#### THE EXERCISE:
Return, word for word, every line that follows.

-- start MATERIALS PROVIDED --

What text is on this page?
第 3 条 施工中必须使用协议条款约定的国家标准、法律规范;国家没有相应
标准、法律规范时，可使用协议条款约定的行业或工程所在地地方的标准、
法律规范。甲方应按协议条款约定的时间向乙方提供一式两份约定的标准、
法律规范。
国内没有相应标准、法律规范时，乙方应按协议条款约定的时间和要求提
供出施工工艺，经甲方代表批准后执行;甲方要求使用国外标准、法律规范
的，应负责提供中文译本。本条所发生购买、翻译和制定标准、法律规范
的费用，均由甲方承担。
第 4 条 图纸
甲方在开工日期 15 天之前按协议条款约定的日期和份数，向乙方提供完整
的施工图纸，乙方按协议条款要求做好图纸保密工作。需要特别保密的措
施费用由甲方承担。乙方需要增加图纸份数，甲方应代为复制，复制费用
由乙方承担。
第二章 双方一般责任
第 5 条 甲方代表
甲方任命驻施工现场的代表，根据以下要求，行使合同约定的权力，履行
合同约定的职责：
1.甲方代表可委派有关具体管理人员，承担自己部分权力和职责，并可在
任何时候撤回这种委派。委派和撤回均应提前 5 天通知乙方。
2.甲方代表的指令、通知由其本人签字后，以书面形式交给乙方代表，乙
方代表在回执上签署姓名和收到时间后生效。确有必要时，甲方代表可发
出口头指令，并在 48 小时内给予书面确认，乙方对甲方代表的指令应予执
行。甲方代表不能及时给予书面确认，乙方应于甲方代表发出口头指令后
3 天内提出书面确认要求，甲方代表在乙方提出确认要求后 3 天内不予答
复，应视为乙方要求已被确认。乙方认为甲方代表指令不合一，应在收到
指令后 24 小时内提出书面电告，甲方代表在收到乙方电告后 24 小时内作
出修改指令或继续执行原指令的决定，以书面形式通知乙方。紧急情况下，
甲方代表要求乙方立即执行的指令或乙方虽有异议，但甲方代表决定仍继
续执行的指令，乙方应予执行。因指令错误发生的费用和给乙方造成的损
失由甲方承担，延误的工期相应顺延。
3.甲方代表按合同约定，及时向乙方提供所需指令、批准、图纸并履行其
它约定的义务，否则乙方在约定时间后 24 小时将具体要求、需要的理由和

-- end MATERIALS PROVIDED --

#### RESPONSE:
What text is on this page?
第 3 条 施工中必须使用协议条款约定的国家标准、法律规范;国家没有相应
标准、法律规范时，可使用协议条款约定的行业或工程所在地地方的标准、
法律规范。甲方应按协议条款约定的时间向乙方提供一式两份约定的标准、
法律规范。
国内没有相应标准、法律规范时，乙方应按协议条款约定的时间和要求提
供出施工工艺，经甲方代表批准后执行;甲方要求使用国外标准、法律规范
的，应负责提供中文译本。本条所发生购买、翻译和制定标准、法律规范
的费用，均由甲方承担。
第 4 条 图纸
甲方在开工日期 15 天之前按协议条款约定的日期和份数，向乙方提供完整
的施工图纸，乙方按协议条款要求做好图纸保密工作。需要特别保密的措
施费用由甲方承担。乙方需要增加图纸份数，甲方应代为复制，复制费用
由乙方承担。
第二章 双方一般责任
第 5 条 甲方代表
甲方任命驻施工现场的代表，根据以下要求，行使合同约定的权力，履行
合同约定的职责：
1.甲方代表可委派有关具体管理人员，承担自己部分权力和职责，并可在
任何时候撤回这种委派。委派和撤回均应提前 5 天通知乙方。
2.甲方代表的指令、通知由其本人签字后，以书面形式交给乙方代表，乙
方代表在回执上签署姓名和收到时间后生效。确有必要时，甲方代表可发
出口头指令，并在 48 小时内给予书面确认，乙方对甲方代表的指令应予执
行。甲方代表不能及时给予书面确认，乙方应于甲方代表发出口头指令后
3 天内提出书面确认要求，甲方代表在乙方提出确认要求后 3 天内不予答
复，应视为乙方要求已被确认。乙方认为甲方代表指令不合一，应在收到
指令后 24 小时内提出书面电告，甲方代表在收到乙方电告后 24 小时内作
出修改指令或继续执行原指令的决定，以书面形式通知乙方。紧急情况下，
甲方代表要求乙方立即执行的指令或乙方虽有异议，但甲方代表决定仍继
续执行的指令，乙方应予执行。因指令错误发生的费用和给乙方造成的损
失由甲方承担，延误的工期相应顺延。
3.甲方代表按合同约定，及时向乙方提供所需指令、批准、图纸并履行其
它约定的义务，否则乙方在约定时间后 24 小时将具体要求、需要的理由和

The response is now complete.